- _YOUR GOAL_
Keep the pictures out and restate every record exactly.

───

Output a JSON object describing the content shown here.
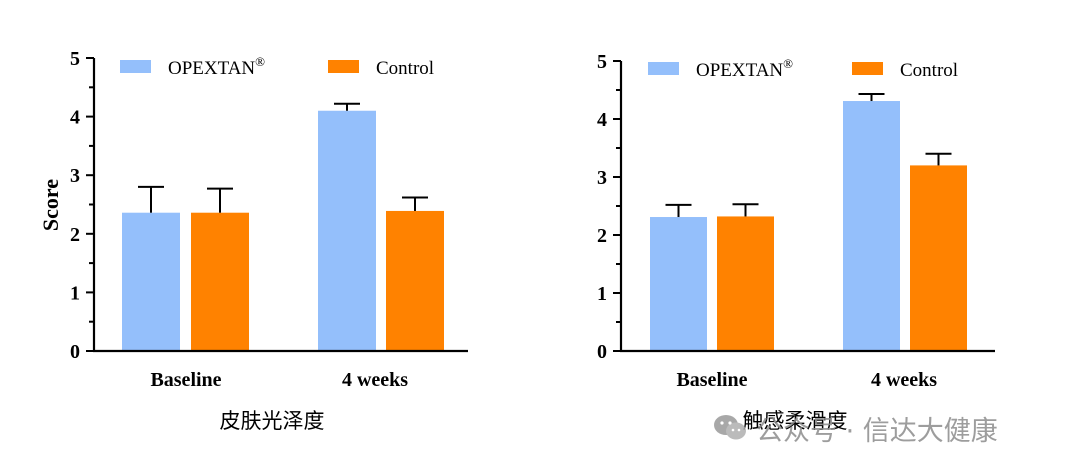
{
  "colors": {
    "opextan": "#94BFFB",
    "control": "#FF8200",
    "axis": "#000000"
  },
  "charts": [
    {
      "subtitle": "皮肤光泽度",
      "chart_data": {
        "type": "bar",
        "ylabel": "Score",
        "ylim": [
          0,
          5
        ],
        "yticks": [
          "0",
          "1",
          "2",
          "3",
          "4",
          "5"
        ],
        "categories": [
          "Baseline",
          "4 weeks"
        ],
        "legend_position": "top",
        "series": [
          {
            "name": "OPEXTAN",
            "name_sup": "®",
            "values": [
              2.36,
              4.1
            ],
            "errors": [
              0.44,
              0.12
            ]
          },
          {
            "name": "Control",
            "name_sup": "",
            "values": [
              2.36,
              2.39
            ],
            "errors": [
              0.41,
              0.23
            ]
          }
        ]
      }
    },
    {
      "subtitle": "触感柔滑度",
      "chart_data": {
        "type": "bar",
        "ylabel": "",
        "ylim": [
          0,
          5
        ],
        "yticks": [
          "0",
          "1",
          "2",
          "3",
          "4",
          "5"
        ],
        "categories": [
          "Baseline",
          "4 weeks"
        ],
        "legend_position": "top",
        "series": [
          {
            "name": "OPEXTAN",
            "name_sup": "®",
            "values": [
              2.31,
              4.31
            ],
            "errors": [
              0.21,
              0.12
            ]
          },
          {
            "name": "Control",
            "name_sup": "",
            "values": [
              2.32,
              3.2
            ],
            "errors": [
              0.21,
              0.2
            ]
          }
        ]
      }
    }
  ],
  "watermark": {
    "text": "公众号 · 信达大健康"
  }
}
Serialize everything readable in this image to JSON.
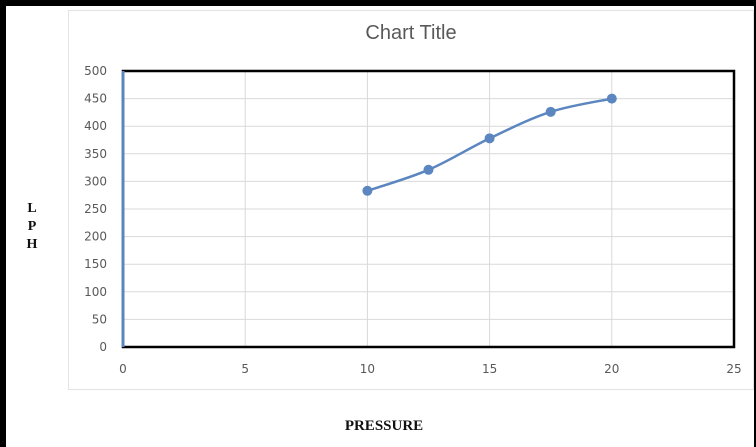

───

- _RESULT OF THIS EXERCISE_
Output a JSON object describing the content shown here.
{
  "colors": {
    "opextan": "#94BFFB",
    "control": "#FF8200",
    "axis": "#000000"
  },
  "charts": [
    {
      "subtitle": "皮肤光泽度",
      "chart_data": {
        "type": "bar",
        "ylabel": "Score",
        "ylim": [
          0,
          5
        ],
        "yticks": [
          "0",
          "1",
          "2",
          "3",
          "4",
          "5"
        ],
        "categories": [
          "Baseline",
          "4 weeks"
        ],
        "legend_position": "top",
        "series": [
          {
            "name": "OPEXTAN",
            "name_sup": "®",
            "values": [
              2.36,
              4.1
            ],
            "errors": [
              0.44,
              0.12
            ]
          },
          {
            "name": "Control",
            "name_sup": "",
            "values": [
              2.36,
              2.39
            ],
            "errors": [
              0.41,
              0.23
            ]
          }
        ]
      }
    },
    {
      "subtitle": "触感柔滑度",
      "chart_data": {
        "type": "bar",
        "ylabel": "",
        "ylim": [
          0,
          5
        ],
        "yticks": [
          "0",
          "1",
          "2",
          "3",
          "4",
          "5"
        ],
        "categories": [
          "Baseline",
          "4 weeks"
        ],
        "legend_position": "top",
        "series": [
          {
            "name": "OPEXTAN",
            "name_sup": "®",
            "values": [
              2.31,
              4.31
            ],
            "errors": [
              0.21,
              0.12
            ]
          },
          {
            "name": "Control",
            "name_sup": "",
            "values": [
              2.32,
              3.2
            ],
            "errors": [
              0.21,
              0.2
            ]
          }
        ]
      }
    }
  ],
  "watermark": {
    "text": "公众号 · 信达大健康"
  }
}
Serialize everything readable in this image to JSON.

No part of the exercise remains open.